- WHAT TO PRODUCE -
Reply with one number only, the count of lines holding the string "Profile".

- Dataset excerpts -
■ ■ ■ ■

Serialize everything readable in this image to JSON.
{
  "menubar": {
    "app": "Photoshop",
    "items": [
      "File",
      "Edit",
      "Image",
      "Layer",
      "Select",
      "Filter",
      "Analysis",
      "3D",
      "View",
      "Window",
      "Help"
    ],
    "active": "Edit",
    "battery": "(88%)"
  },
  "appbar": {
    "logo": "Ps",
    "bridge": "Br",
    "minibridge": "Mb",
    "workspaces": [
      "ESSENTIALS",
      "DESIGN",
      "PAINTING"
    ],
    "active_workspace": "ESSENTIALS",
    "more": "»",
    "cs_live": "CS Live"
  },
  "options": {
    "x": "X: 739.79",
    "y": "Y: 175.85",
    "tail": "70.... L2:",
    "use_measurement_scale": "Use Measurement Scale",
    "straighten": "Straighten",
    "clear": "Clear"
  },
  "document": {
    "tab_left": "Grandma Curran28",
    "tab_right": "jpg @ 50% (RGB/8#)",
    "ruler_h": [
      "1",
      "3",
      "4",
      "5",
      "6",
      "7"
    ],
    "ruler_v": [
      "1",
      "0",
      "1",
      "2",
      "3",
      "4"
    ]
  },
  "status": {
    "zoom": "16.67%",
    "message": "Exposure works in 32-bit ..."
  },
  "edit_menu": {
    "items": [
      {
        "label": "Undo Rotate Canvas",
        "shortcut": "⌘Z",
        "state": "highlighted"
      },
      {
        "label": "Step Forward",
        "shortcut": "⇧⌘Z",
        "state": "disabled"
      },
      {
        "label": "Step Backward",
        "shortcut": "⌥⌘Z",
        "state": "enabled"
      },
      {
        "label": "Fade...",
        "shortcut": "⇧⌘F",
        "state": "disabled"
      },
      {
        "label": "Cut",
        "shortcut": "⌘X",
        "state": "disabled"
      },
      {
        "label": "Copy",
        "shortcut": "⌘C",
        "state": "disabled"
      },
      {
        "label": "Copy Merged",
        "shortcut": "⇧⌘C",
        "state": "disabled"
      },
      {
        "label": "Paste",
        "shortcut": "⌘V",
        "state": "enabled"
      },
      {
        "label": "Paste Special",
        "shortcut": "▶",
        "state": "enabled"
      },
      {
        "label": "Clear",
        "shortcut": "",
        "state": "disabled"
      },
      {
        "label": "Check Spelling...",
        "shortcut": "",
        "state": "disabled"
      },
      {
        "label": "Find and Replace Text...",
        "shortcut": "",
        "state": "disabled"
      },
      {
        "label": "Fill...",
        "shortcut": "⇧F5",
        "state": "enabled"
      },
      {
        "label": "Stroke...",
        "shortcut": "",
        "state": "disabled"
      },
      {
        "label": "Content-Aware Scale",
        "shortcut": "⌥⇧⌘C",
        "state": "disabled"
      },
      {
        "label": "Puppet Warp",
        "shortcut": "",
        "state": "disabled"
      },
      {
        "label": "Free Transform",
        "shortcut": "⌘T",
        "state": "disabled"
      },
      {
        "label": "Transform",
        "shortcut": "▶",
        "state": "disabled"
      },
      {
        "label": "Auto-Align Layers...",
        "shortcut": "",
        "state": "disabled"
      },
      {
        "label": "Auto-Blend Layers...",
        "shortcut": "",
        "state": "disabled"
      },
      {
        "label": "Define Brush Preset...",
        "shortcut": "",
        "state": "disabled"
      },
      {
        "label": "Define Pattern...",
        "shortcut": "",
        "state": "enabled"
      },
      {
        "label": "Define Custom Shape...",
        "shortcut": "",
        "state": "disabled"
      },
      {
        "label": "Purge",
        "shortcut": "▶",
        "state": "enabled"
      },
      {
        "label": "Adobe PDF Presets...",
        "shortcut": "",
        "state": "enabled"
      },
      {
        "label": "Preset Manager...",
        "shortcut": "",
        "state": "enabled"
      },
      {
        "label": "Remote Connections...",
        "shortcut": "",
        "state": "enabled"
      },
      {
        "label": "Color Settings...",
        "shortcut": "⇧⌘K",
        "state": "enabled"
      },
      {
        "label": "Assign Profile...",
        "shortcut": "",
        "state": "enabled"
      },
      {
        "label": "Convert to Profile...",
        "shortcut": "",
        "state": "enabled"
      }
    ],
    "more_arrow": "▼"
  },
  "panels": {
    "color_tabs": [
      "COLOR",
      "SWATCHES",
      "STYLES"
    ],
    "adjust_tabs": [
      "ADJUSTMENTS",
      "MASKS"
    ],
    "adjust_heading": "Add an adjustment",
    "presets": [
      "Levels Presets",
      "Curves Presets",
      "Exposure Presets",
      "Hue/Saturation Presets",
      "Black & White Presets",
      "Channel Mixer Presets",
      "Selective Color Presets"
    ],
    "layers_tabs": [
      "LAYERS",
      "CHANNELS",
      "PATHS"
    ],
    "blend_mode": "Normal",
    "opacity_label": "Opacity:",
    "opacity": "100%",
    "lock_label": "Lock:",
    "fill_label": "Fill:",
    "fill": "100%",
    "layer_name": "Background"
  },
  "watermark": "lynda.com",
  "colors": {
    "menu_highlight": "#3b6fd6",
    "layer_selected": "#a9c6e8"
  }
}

■ ■ ■ ■

- SOLUTION FOR THIS TASK -
2